_Work instructions_. Each entry below is to be written out exactly, and the pictures are to be left out.

Stored data:
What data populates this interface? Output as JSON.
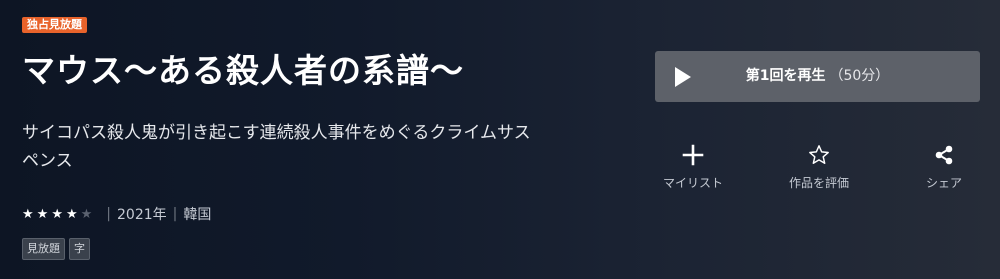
{
  "badge": "独占見放題",
  "title": "マウス～ある殺人者の系譜～",
  "description": "サイコパス殺人鬼が引き起こす連続殺人事件をめぐるクライムサスペンス",
  "rating": {
    "value": 4,
    "max": 5
  },
  "meta": {
    "year": "2021年",
    "country": "韓国"
  },
  "tags": [
    "見放題",
    "字"
  ],
  "play": {
    "label": "第1回を再生",
    "duration": "（50分）"
  },
  "actions": {
    "mylist": "マイリスト",
    "rate": "作品を評価",
    "share": "シェア"
  },
  "icons": [
    "play-icon",
    "plus-icon",
    "star-outline-icon",
    "share-icon"
  ],
  "colors": {
    "badge": "#e8632b",
    "play_button": "#5d6169"
  }
}
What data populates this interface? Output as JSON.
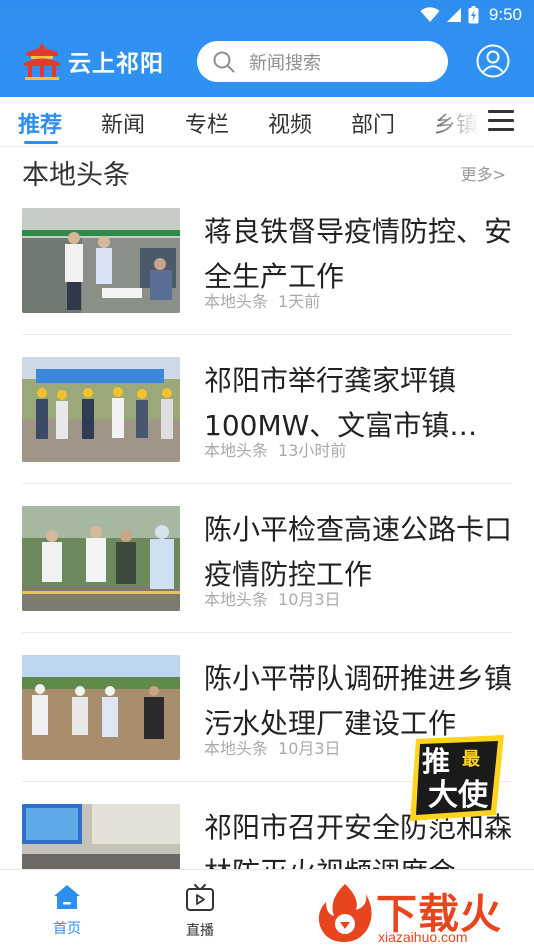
{
  "status_bar": {
    "time": "9:50"
  },
  "header": {
    "app_name": "云上祁阳",
    "search_placeholder": "新闻搜索"
  },
  "tabs": [
    {
      "label": "推荐",
      "active": true
    },
    {
      "label": "新闻"
    },
    {
      "label": "专栏"
    },
    {
      "label": "视频"
    },
    {
      "label": "部门"
    },
    {
      "label": "乡镇"
    }
  ],
  "section": {
    "title": "本地头条",
    "more": "更多>"
  },
  "news": [
    {
      "title": "蒋良铁督导疫情防控、安全生产工作",
      "source": "本地头条",
      "time": "1天前"
    },
    {
      "title": "祁阳市举行龚家坪镇100MW、文富市镇…",
      "source": "本地头条",
      "time": "13小时前"
    },
    {
      "title": "陈小平检查高速公路卡口疫情防控工作",
      "source": "本地头条",
      "time": "10月3日"
    },
    {
      "title": "陈小平带队调研推进乡镇污水处理厂建设工作",
      "source": "本地头条",
      "time": "10月3日"
    },
    {
      "title": "祁阳市召开安全防范和森林防灭火视频调度会",
      "source": "",
      "time": ""
    }
  ],
  "bottom_nav": [
    {
      "label": "首页",
      "active": true
    },
    {
      "label": "直播"
    }
  ],
  "overlays": {
    "badge_text_1": "推",
    "badge_text_2": "最",
    "badge_text_3": "大使",
    "watermark_text": "下载火",
    "watermark_url": "xiazaihuo.com"
  },
  "colors": {
    "brand_blue": "#2f8ff0",
    "watermark_red": "#e8451f"
  }
}
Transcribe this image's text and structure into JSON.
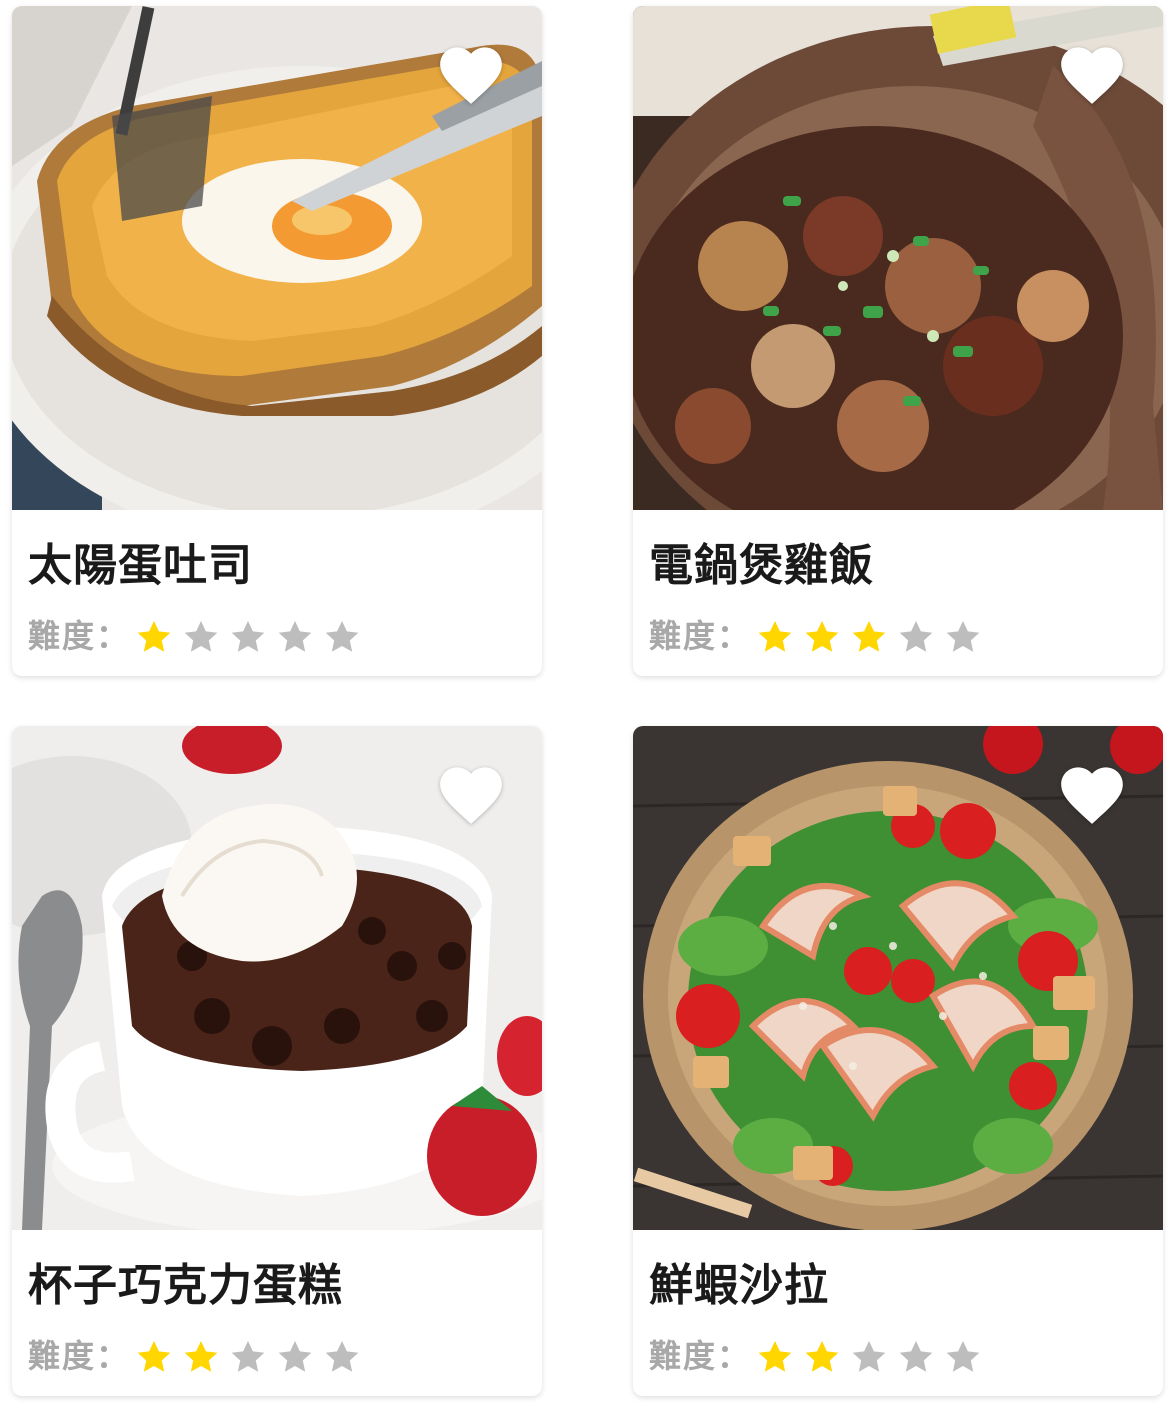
{
  "rating_label": "難度：",
  "colors": {
    "star_filled": "#FFD600",
    "star_empty": "#BDBDBD",
    "heart": "#FFFFFF",
    "title": "#1A1A1A",
    "label": "#A8A8A8"
  },
  "recipes": [
    {
      "title": "太陽蛋吐司",
      "difficulty": 1,
      "max": 5,
      "photo": "egg-toast-photo",
      "favorite_icon": "heart-icon"
    },
    {
      "title": "電鍋煲雞飯",
      "difficulty": 3,
      "max": 5,
      "photo": "claypot-chicken-rice-photo",
      "favorite_icon": "heart-icon"
    },
    {
      "title": "杯子巧克力蛋糕",
      "difficulty": 2,
      "max": 5,
      "photo": "chocolate-mug-cake-photo",
      "favorite_icon": "heart-icon"
    },
    {
      "title": "鮮蝦沙拉",
      "difficulty": 2,
      "max": 5,
      "photo": "shrimp-salad-photo",
      "favorite_icon": "heart-icon"
    }
  ]
}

_Completed task_.
What data populates this interface? Output as JSON.
{
  "badge": "独占見放題",
  "title": "マウス～ある殺人者の系譜～",
  "description": "サイコパス殺人鬼が引き起こす連続殺人事件をめぐるクライムサスペンス",
  "rating": {
    "value": 4,
    "max": 5
  },
  "meta": {
    "year": "2021年",
    "country": "韓国"
  },
  "tags": [
    "見放題",
    "字"
  ],
  "play": {
    "label": "第1回を再生",
    "duration": "（50分）"
  },
  "actions": {
    "mylist": "マイリスト",
    "rate": "作品を評価",
    "share": "シェア"
  },
  "icons": [
    "play-icon",
    "plus-icon",
    "star-outline-icon",
    "share-icon"
  ],
  "colors": {
    "badge": "#e8632b",
    "play_button": "#5d6169"
  }
}
What data populates this interface? Output as JSON.
{
  "status_bar": {
    "time": "9:50"
  },
  "header": {
    "app_name": "云上祁阳",
    "search_placeholder": "新闻搜索"
  },
  "tabs": [
    {
      "label": "推荐",
      "active": true
    },
    {
      "label": "新闻"
    },
    {
      "label": "专栏"
    },
    {
      "label": "视频"
    },
    {
      "label": "部门"
    },
    {
      "label": "乡镇"
    }
  ],
  "section": {
    "title": "本地头条",
    "more": "更多>"
  },
  "news": [
    {
      "title": "蒋良铁督导疫情防控、安全生产工作",
      "source": "本地头条",
      "time": "1天前"
    },
    {
      "title": "祁阳市举行龚家坪镇100MW、文富市镇…",
      "source": "本地头条",
      "time": "13小时前"
    },
    {
      "title": "陈小平检查高速公路卡口疫情防控工作",
      "source": "本地头条",
      "time": "10月3日"
    },
    {
      "title": "陈小平带队调研推进乡镇污水处理厂建设工作",
      "source": "本地头条",
      "time": "10月3日"
    },
    {
      "title": "祁阳市召开安全防范和森林防灭火视频调度会",
      "source": "",
      "time": ""
    }
  ],
  "bottom_nav": [
    {
      "label": "首页",
      "active": true
    },
    {
      "label": "直播"
    }
  ],
  "overlays": {
    "badge_text_1": "推",
    "badge_text_2": "最",
    "badge_text_3": "大使",
    "watermark_text": "下载火",
    "watermark_url": "xiazaihuo.com"
  },
  "colors": {
    "brand_blue": "#2f8ff0",
    "watermark_red": "#e8451f"
  }
}
Transcribe this image's text and structure into JSON.
{
  "rating_label": "難度：",
  "colors": {
    "star_filled": "#FFD600",
    "star_empty": "#BDBDBD",
    "heart": "#FFFFFF",
    "title": "#1A1A1A",
    "label": "#A8A8A8"
  },
  "recipes": [
    {
      "title": "太陽蛋吐司",
      "difficulty": 1,
      "max": 5,
      "photo": "egg-toast-photo",
      "favorite_icon": "heart-icon"
    },
    {
      "title": "電鍋煲雞飯",
      "difficulty": 3,
      "max": 5,
      "photo": "claypot-chicken-rice-photo",
      "favorite_icon": "heart-icon"
    },
    {
      "title": "杯子巧克力蛋糕",
      "difficulty": 2,
      "max": 5,
      "photo": "chocolate-mug-cake-photo",
      "favorite_icon": "heart-icon"
    },
    {
      "title": "鮮蝦沙拉",
      "difficulty": 2,
      "max": 5,
      "photo": "shrimp-salad-photo",
      "favorite_icon": "heart-icon"
    }
  ]
}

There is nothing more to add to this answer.